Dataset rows
==========
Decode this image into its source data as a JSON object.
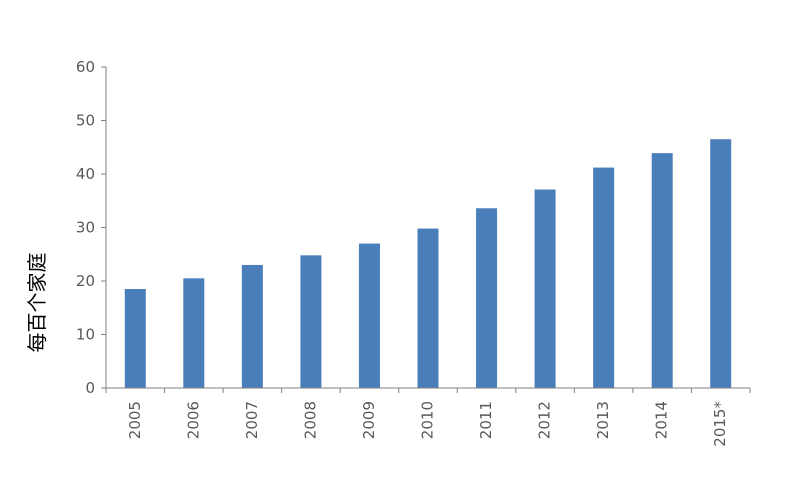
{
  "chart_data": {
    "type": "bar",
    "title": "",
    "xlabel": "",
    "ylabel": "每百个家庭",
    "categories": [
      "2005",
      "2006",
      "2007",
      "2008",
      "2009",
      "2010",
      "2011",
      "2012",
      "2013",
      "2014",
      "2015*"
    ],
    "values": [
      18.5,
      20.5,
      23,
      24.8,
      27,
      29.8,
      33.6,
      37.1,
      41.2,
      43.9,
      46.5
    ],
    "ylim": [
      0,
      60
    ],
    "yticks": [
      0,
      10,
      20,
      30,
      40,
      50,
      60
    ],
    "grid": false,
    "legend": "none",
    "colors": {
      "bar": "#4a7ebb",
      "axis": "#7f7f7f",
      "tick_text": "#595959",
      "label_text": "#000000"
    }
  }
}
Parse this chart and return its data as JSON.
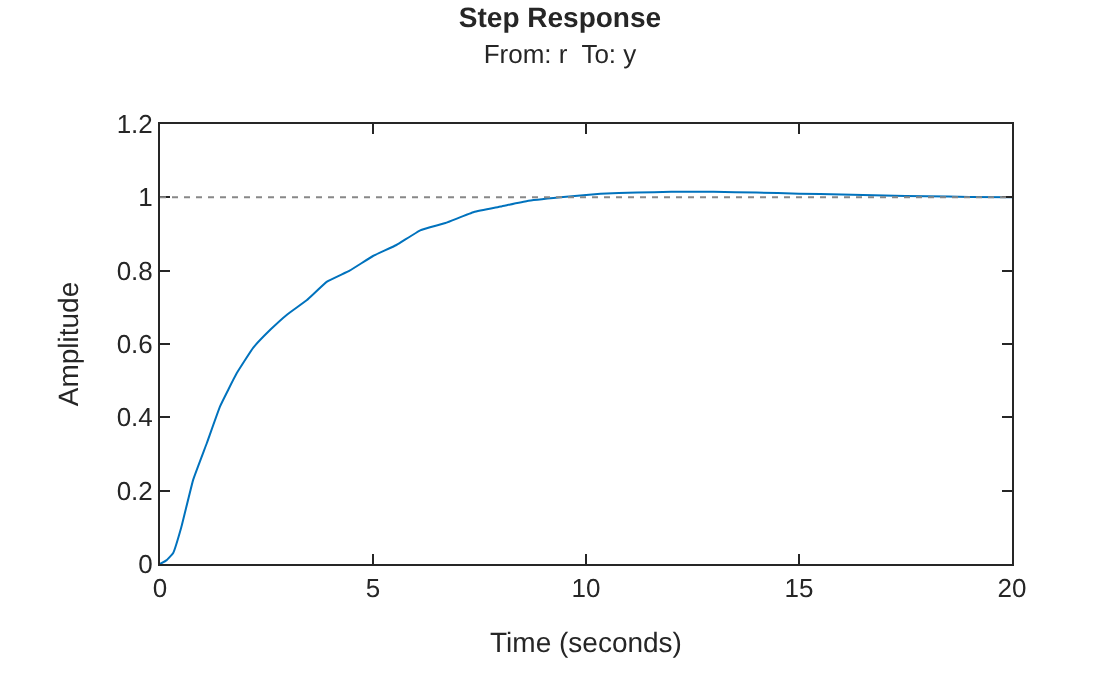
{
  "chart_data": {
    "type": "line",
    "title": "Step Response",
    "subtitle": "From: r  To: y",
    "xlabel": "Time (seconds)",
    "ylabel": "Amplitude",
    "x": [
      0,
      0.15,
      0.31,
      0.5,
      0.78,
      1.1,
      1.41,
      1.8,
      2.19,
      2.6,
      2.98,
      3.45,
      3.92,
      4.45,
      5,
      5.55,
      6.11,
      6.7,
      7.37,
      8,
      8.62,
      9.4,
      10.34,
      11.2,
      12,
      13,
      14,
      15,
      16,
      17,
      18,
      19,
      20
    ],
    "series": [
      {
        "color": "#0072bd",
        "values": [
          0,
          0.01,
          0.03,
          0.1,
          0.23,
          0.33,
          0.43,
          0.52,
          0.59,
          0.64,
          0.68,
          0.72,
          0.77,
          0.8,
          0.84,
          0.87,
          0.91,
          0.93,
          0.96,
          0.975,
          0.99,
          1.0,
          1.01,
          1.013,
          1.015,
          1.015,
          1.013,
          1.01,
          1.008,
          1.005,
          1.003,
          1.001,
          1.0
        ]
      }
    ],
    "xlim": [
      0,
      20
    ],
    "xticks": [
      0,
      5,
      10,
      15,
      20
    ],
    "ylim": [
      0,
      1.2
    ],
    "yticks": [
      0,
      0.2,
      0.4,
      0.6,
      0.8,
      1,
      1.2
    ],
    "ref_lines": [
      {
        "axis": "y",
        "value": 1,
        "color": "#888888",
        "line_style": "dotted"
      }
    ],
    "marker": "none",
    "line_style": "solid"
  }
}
==========
SET PROBLEM —
Make an exact copy of the listing above. Do not include the pictures.

RESULT —
Decode this image into its source data as a JSON object.
{
  "chart_data": {
    "type": "bar",
    "title": "",
    "xlabel": "",
    "ylabel": "每百个家庭",
    "categories": [
      "2005",
      "2006",
      "2007",
      "2008",
      "2009",
      "2010",
      "2011",
      "2012",
      "2013",
      "2014",
      "2015*"
    ],
    "values": [
      18.5,
      20.5,
      23,
      24.8,
      27,
      29.8,
      33.6,
      37.1,
      41.2,
      43.9,
      46.5
    ],
    "ylim": [
      0,
      60
    ],
    "yticks": [
      0,
      10,
      20,
      30,
      40,
      50,
      60
    ],
    "grid": false,
    "legend": "none",
    "colors": {
      "bar": "#4a7ebb",
      "axis": "#7f7f7f",
      "tick_text": "#595959",
      "label_text": "#000000"
    }
  }
}
Parse this chart and return its data as JSON.
{
  "chart_data": {
    "type": "line",
    "title": "Step Response",
    "subtitle": "From: r  To: y",
    "xlabel": "Time (seconds)",
    "ylabel": "Amplitude",
    "x": [
      0,
      0.15,
      0.31,
      0.5,
      0.78,
      1.1,
      1.41,
      1.8,
      2.19,
      2.6,
      2.98,
      3.45,
      3.92,
      4.45,
      5,
      5.55,
      6.11,
      6.7,
      7.37,
      8,
      8.62,
      9.4,
      10.34,
      11.2,
      12,
      13,
      14,
      15,
      16,
      17,
      18,
      19,
      20
    ],
    "series": [
      {
        "color": "#0072bd",
        "values": [
          0,
          0.01,
          0.03,
          0.1,
          0.23,
          0.33,
          0.43,
          0.52,
          0.59,
          0.64,
          0.68,
          0.72,
          0.77,
          0.8,
          0.84,
          0.87,
          0.91,
          0.93,
          0.96,
          0.975,
          0.99,
          1.0,
          1.01,
          1.013,
          1.015,
          1.015,
          1.013,
          1.01,
          1.008,
          1.005,
          1.003,
          1.001,
          1.0
        ]
      }
    ],
    "xlim": [
      0,
      20
    ],
    "xticks": [
      0,
      5,
      10,
      15,
      20
    ],
    "ylim": [
      0,
      1.2
    ],
    "yticks": [
      0,
      0.2,
      0.4,
      0.6,
      0.8,
      1,
      1.2
    ],
    "ref_lines": [
      {
        "axis": "y",
        "value": 1,
        "color": "#888888",
        "line_style": "dotted"
      }
    ],
    "marker": "none",
    "line_style": "solid"
  }
}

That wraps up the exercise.